_Instructions to follow_.
Using the material below, copy every line where "title" appears.

(Data tied to figure images)
----------

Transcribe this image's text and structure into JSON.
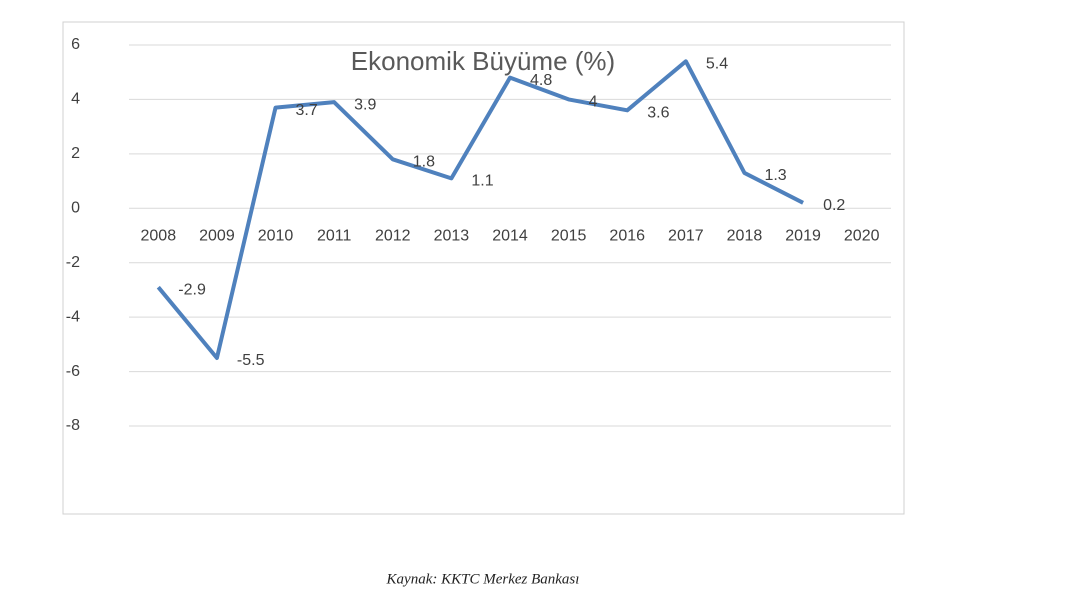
{
  "chart_data": {
    "type": "line",
    "title": "Ekonomik Büyüme (%)",
    "categories": [
      "2008",
      "2009",
      "2010",
      "2011",
      "2012",
      "2013",
      "2014",
      "2015",
      "2016",
      "2017",
      "2018",
      "2019",
      "2020"
    ],
    "series": [
      {
        "color": "#4f81bd",
        "values": [
          -2.9,
          -5.5,
          3.7,
          3.9,
          1.8,
          1.1,
          4.8,
          4,
          3.6,
          5.4,
          1.3,
          0.2,
          null
        ]
      }
    ],
    "ylim": [
      -8,
      6
    ],
    "yticks": [
      -8,
      -6,
      -4,
      -2,
      0,
      2,
      4,
      6
    ],
    "grid": true,
    "source": "Kaynak: KKTC Merkez Bankası"
  }
}
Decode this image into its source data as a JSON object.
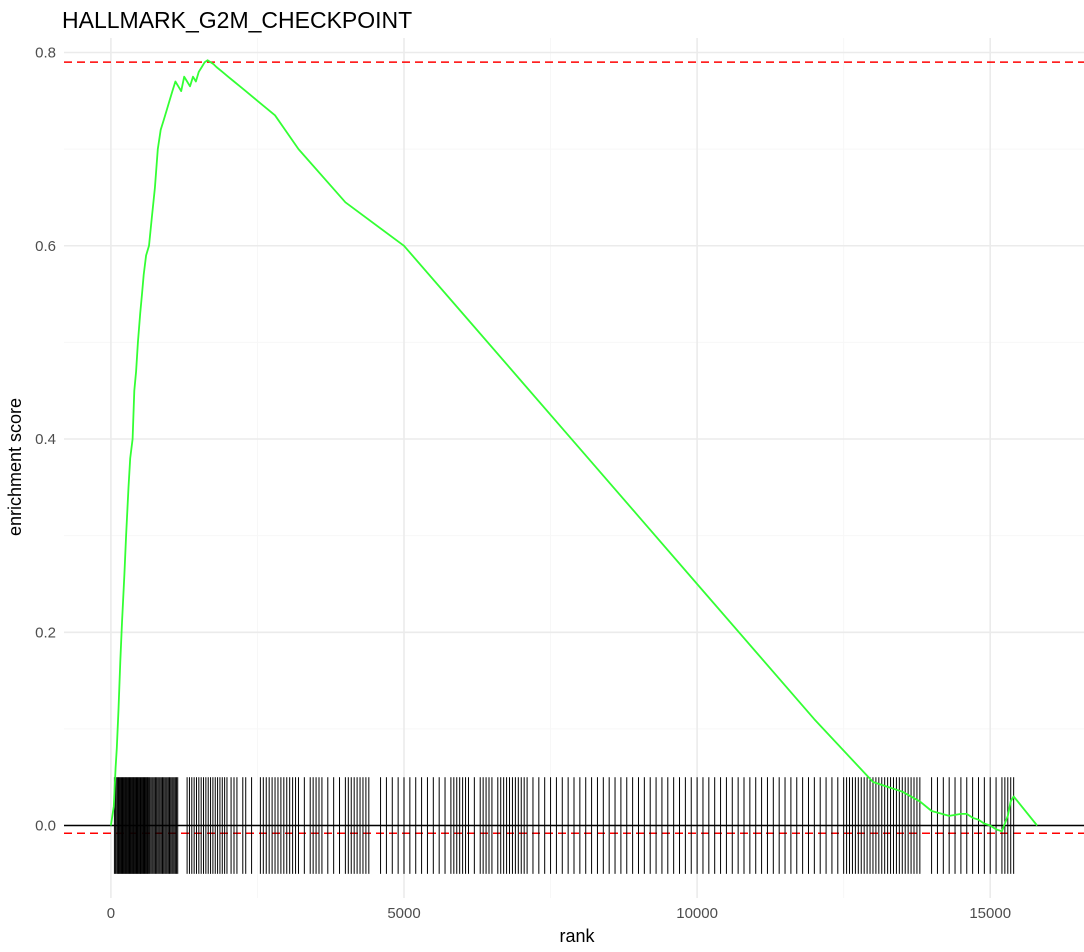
{
  "chart_data": {
    "type": "line",
    "title": "HALLMARK_G2M_CHECKPOINT",
    "xlabel": "rank",
    "ylabel": "enrichment score",
    "xlim": [
      -800,
      16600
    ],
    "ylim": [
      -0.075,
      0.815
    ],
    "x_ticks": [
      0,
      5000,
      10000,
      15000
    ],
    "x_tick_labels": [
      "0",
      "5000",
      "10000",
      "15000"
    ],
    "y_ticks": [
      0.0,
      0.2,
      0.4,
      0.6,
      0.8
    ],
    "y_tick_labels": [
      "0.0",
      "0.2",
      "0.4",
      "0.6",
      "0.8"
    ],
    "grid": true,
    "series": [
      {
        "color": "#33ff33",
        "x": [
          0,
          50,
          80,
          100,
          130,
          160,
          190,
          230,
          260,
          300,
          330,
          370,
          400,
          430,
          460,
          500,
          530,
          560,
          600,
          650,
          700,
          750,
          800,
          850,
          900,
          950,
          1000,
          1050,
          1100,
          1150,
          1200,
          1250,
          1300,
          1350,
          1400,
          1450,
          1500,
          1550,
          1600,
          1650,
          1700,
          1750,
          1800,
          1900,
          2000,
          2100,
          2200,
          2300,
          2500,
          2800,
          3200,
          4000,
          5000,
          6000,
          7000,
          8000,
          9000,
          10000,
          11000,
          12000,
          13000,
          13500,
          13800,
          14000,
          14300,
          14500,
          14600,
          14700,
          14800,
          14900,
          15000,
          15100,
          15200,
          15300,
          15350,
          15400,
          15800
        ],
        "y": [
          0.0,
          0.02,
          0.06,
          0.08,
          0.12,
          0.17,
          0.21,
          0.26,
          0.3,
          0.35,
          0.38,
          0.4,
          0.45,
          0.47,
          0.5,
          0.53,
          0.55,
          0.57,
          0.59,
          0.6,
          0.63,
          0.66,
          0.7,
          0.72,
          0.73,
          0.74,
          0.75,
          0.76,
          0.77,
          0.765,
          0.76,
          0.775,
          0.77,
          0.765,
          0.775,
          0.77,
          0.78,
          0.785,
          0.79,
          0.792,
          0.79,
          0.788,
          0.785,
          0.78,
          0.775,
          0.77,
          0.765,
          0.76,
          0.75,
          0.735,
          0.7,
          0.645,
          0.6,
          0.53,
          0.46,
          0.39,
          0.32,
          0.25,
          0.18,
          0.11,
          0.045,
          0.035,
          0.025,
          0.015,
          0.01,
          0.012,
          0.012,
          0.008,
          0.006,
          0.002,
          0.0,
          -0.004,
          -0.006,
          0.01,
          0.025,
          0.03,
          0.0
        ]
      }
    ],
    "reference_lines": [
      {
        "orientation": "horizontal",
        "y": 0.79,
        "color": "#ff0000",
        "style": "dashed"
      },
      {
        "orientation": "horizontal",
        "y": -0.008,
        "color": "#ff0000",
        "style": "dashed"
      },
      {
        "orientation": "horizontal",
        "y": 0.0,
        "color": "#000000",
        "style": "solid"
      }
    ],
    "rug": {
      "y_range": [
        -0.05,
        0.05
      ],
      "color": "#000000",
      "positions": [
        60,
        80,
        100,
        115,
        130,
        145,
        160,
        175,
        190,
        205,
        220,
        235,
        250,
        265,
        280,
        295,
        310,
        325,
        340,
        355,
        370,
        385,
        400,
        415,
        430,
        445,
        460,
        475,
        490,
        505,
        520,
        535,
        550,
        565,
        580,
        595,
        610,
        625,
        640,
        660,
        680,
        700,
        720,
        740,
        760,
        780,
        800,
        820,
        840,
        860,
        880,
        900,
        920,
        940,
        960,
        980,
        1000,
        1020,
        1040,
        1060,
        1080,
        1100,
        1120,
        1140,
        1300,
        1340,
        1380,
        1420,
        1460,
        1500,
        1540,
        1580,
        1620,
        1660,
        1700,
        1740,
        1780,
        1820,
        1860,
        1900,
        1940,
        1980,
        2050,
        2100,
        2150,
        2250,
        2300,
        2400,
        2550,
        2600,
        2650,
        2700,
        2750,
        2800,
        2850,
        2900,
        2950,
        3000,
        3050,
        3100,
        3150,
        3200,
        3300,
        3400,
        3450,
        3500,
        3550,
        3600,
        3700,
        3800,
        3900,
        4000,
        4050,
        4100,
        4150,
        4200,
        4250,
        4300,
        4350,
        4400,
        4600,
        4700,
        4800,
        4900,
        5000,
        5100,
        5200,
        5300,
        5400,
        5500,
        5600,
        5700,
        5800,
        5850,
        5900,
        5950,
        6000,
        6050,
        6100,
        6200,
        6300,
        6350,
        6400,
        6450,
        6500,
        6600,
        6650,
        6700,
        6750,
        6800,
        6850,
        6900,
        6950,
        7000,
        7050,
        7100,
        7200,
        7300,
        7400,
        7500,
        7600,
        7700,
        7800,
        7900,
        8000,
        8100,
        8200,
        8300,
        8400,
        8500,
        8600,
        8700,
        8800,
        8900,
        9000,
        9100,
        9200,
        9300,
        9400,
        9500,
        9600,
        9700,
        9800,
        9900,
        10000,
        10100,
        10200,
        10300,
        10400,
        10500,
        10600,
        10700,
        10800,
        10900,
        11000,
        11100,
        11200,
        11300,
        11400,
        11500,
        11600,
        11700,
        11800,
        11900,
        12000,
        12100,
        12200,
        12300,
        12400,
        12500,
        12550,
        12600,
        12650,
        12700,
        12750,
        12800,
        12850,
        12900,
        12950,
        13000,
        13050,
        13100,
        13150,
        13200,
        13250,
        13300,
        13350,
        13400,
        13450,
        13500,
        13550,
        13600,
        13650,
        13700,
        13750,
        13800,
        14000,
        14100,
        14200,
        14300,
        14400,
        14500,
        14600,
        14700,
        14800,
        14900,
        15000,
        15100,
        15200,
        15250,
        15300,
        15350,
        15400
      ]
    }
  }
}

----------

_Problem solution_.
    "title": "Ekonomik Büyüme (%)",
    "title": "HALLMARK_G2M_CHECKPOINT",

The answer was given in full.